PROVIDED TEXT =>
● ● ● ● ● ● ●

Benedikt Schmid

Personal information
- Full name: Benedikt Schmid
- Date of birth: 19 November 1990 (age 34)
- Place of birth: Waldkirchen, Germany
- Height: 1.83 m (6 ft 0 in)
- Position(s): Striker

Youth career
- 0000–2008: TSV Waldkirchen
- 2008–2009: Jahn Regensburg

Senior career*
- Years: Team / Apps / (Gls)
- 2009–2010: 1. FC Bad Kötzting / 20 / (6)
- 2010–2015: Jahn Regensburg II / 54 / (31)
- 2011–2015: Jahn Regensburg / 33 / (3)
- 2015–2017: DJK Vilzing / 16 / (2)
- 2017–2018: FC Tegernheim / 8 / (1)

= Benedikt Schmid =

German footballer

Benedikt Schmid (born 19 November 1990 in Waldkirchen) is a German footballer.

Schmid came through the youth ranks of TSV Waldkirchen before moving to SSV Jahn Regensburg. In 2009, he signed for 1. FC Bad Kötzting, scoring six goals in 20 appearances, but couldn't help the team from being relegated from the Bayernliga. A year later, after completing his Zivildienst, Schmid moved back to Regensburg where he made his professional debut in the 3. Liga in 2011. After four years, he left for DJK Vilzing.

● ● ● ● ● ● ●

WHAT THE TASK REQUIRES => Copy the part of the Benedikt Schmid profile starting at "- 2009–2010: 1." and ending at "Vilzing / 16 / (2)".

SUPPLIED MATERIAL =>
● ● ● ● ● ● ●

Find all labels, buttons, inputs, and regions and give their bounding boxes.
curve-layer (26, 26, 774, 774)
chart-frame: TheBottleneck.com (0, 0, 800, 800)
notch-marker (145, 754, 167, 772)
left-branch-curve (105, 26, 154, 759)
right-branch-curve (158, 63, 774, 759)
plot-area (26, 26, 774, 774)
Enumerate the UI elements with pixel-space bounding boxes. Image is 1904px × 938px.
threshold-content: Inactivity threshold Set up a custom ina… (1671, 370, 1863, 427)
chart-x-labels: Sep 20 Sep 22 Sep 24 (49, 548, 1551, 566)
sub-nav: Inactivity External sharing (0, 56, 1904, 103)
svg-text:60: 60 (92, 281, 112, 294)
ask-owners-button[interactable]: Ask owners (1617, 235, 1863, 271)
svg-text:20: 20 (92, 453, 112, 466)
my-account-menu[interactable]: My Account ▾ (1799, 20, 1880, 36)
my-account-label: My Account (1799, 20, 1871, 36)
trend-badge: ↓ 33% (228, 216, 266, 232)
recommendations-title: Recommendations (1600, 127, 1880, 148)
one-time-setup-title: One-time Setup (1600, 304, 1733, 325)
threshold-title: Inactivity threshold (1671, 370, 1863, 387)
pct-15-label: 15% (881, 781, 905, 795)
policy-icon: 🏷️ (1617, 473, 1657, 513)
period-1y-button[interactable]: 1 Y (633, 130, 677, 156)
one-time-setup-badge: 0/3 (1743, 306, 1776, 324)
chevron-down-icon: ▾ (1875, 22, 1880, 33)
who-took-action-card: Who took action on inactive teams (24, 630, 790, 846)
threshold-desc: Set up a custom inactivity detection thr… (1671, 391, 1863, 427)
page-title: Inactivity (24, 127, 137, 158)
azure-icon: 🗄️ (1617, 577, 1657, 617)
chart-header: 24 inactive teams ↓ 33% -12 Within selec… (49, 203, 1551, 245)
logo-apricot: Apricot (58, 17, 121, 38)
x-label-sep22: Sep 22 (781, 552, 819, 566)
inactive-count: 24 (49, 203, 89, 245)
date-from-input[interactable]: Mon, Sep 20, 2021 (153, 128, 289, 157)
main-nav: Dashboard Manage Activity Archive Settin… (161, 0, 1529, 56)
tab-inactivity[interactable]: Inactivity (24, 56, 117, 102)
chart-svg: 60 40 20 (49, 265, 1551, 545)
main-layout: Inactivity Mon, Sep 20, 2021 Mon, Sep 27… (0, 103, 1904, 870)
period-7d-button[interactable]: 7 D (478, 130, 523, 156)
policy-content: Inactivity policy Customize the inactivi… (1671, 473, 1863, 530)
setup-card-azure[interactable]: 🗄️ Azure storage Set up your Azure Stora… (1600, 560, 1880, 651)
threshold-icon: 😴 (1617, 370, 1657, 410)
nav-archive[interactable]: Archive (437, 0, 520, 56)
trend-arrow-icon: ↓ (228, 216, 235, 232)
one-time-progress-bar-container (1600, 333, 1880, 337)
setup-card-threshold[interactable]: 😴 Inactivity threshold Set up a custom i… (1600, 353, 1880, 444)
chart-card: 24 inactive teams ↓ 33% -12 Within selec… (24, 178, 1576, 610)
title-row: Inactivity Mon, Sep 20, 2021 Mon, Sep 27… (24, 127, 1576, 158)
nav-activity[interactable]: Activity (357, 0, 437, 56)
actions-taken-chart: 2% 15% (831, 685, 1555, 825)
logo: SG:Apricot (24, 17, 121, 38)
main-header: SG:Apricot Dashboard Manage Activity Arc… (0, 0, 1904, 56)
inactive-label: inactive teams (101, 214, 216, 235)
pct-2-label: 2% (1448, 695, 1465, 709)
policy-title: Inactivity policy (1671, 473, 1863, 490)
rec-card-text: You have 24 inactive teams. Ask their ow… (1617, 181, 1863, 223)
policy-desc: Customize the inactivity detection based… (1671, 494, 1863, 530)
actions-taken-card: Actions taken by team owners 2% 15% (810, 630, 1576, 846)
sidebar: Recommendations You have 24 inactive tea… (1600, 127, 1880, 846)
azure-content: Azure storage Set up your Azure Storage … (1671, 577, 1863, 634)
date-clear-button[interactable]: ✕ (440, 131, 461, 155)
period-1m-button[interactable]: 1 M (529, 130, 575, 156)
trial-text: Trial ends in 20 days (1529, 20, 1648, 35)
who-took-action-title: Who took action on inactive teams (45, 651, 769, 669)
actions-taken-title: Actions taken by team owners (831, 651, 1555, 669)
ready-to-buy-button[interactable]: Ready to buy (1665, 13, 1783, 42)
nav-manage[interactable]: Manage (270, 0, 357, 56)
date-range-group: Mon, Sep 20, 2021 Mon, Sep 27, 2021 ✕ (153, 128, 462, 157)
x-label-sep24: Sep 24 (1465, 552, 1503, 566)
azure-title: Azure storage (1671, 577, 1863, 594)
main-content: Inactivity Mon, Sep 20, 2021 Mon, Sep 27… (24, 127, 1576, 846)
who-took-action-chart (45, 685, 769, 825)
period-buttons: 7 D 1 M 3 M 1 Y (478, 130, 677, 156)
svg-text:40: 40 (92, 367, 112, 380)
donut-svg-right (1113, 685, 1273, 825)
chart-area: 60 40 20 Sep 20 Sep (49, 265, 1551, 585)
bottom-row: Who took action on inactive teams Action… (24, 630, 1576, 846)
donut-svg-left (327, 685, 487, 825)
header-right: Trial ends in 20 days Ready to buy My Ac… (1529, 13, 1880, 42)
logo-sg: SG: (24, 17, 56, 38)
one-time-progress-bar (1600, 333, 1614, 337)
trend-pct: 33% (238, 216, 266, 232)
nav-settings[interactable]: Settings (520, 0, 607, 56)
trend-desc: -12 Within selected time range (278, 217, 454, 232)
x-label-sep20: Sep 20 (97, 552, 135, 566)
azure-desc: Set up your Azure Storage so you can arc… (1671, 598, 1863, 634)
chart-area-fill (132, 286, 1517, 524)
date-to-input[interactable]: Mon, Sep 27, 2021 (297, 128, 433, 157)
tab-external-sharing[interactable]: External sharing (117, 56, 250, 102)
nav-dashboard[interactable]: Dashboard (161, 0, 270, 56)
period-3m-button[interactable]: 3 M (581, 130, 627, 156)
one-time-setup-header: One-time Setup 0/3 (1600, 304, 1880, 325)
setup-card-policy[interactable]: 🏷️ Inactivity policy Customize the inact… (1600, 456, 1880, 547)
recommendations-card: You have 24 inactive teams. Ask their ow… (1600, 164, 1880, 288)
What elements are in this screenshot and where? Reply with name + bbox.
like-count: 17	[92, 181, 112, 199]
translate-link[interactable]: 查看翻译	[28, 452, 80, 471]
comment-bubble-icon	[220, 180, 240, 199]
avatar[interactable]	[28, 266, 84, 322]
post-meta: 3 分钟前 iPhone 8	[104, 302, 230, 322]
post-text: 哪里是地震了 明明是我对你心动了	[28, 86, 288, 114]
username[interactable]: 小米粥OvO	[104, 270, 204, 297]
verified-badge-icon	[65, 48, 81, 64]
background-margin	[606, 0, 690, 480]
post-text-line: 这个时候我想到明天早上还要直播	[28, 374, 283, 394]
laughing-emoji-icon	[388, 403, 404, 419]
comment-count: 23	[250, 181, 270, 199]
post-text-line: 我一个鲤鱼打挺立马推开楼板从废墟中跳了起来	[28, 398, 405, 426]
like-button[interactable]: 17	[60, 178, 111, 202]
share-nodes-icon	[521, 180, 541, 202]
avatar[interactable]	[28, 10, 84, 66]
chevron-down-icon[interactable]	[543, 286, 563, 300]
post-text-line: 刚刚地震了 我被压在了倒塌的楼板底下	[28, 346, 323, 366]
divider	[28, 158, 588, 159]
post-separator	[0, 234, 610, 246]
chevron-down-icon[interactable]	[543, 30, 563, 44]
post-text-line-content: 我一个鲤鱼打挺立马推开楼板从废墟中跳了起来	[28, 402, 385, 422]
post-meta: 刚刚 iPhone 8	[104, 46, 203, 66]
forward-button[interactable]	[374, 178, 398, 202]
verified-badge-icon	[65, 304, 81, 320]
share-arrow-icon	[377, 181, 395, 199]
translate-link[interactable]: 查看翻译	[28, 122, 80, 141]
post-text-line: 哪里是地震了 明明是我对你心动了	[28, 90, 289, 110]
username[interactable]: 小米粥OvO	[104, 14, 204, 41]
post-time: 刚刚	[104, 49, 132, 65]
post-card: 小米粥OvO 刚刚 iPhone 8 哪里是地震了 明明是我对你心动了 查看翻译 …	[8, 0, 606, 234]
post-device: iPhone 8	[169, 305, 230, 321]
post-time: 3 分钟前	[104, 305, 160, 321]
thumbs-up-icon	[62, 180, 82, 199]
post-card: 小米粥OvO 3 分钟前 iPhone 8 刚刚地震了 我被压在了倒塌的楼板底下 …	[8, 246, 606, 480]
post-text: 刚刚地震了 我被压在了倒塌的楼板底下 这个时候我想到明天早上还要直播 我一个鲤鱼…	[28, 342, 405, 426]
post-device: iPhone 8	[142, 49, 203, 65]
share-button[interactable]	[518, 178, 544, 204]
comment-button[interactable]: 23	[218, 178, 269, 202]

● ● ● ● ● ● ●

THE ANSWER =>
- 2009–2010: 1. FC Bad Kötzting / 20 / (6)
- 2010–2015: Jahn Regensburg II / 54 / (31)
- 2011–2015: Jahn Regensburg / 33 / (3)
- 2015–2017: DJK Vilzing / 16 / (2)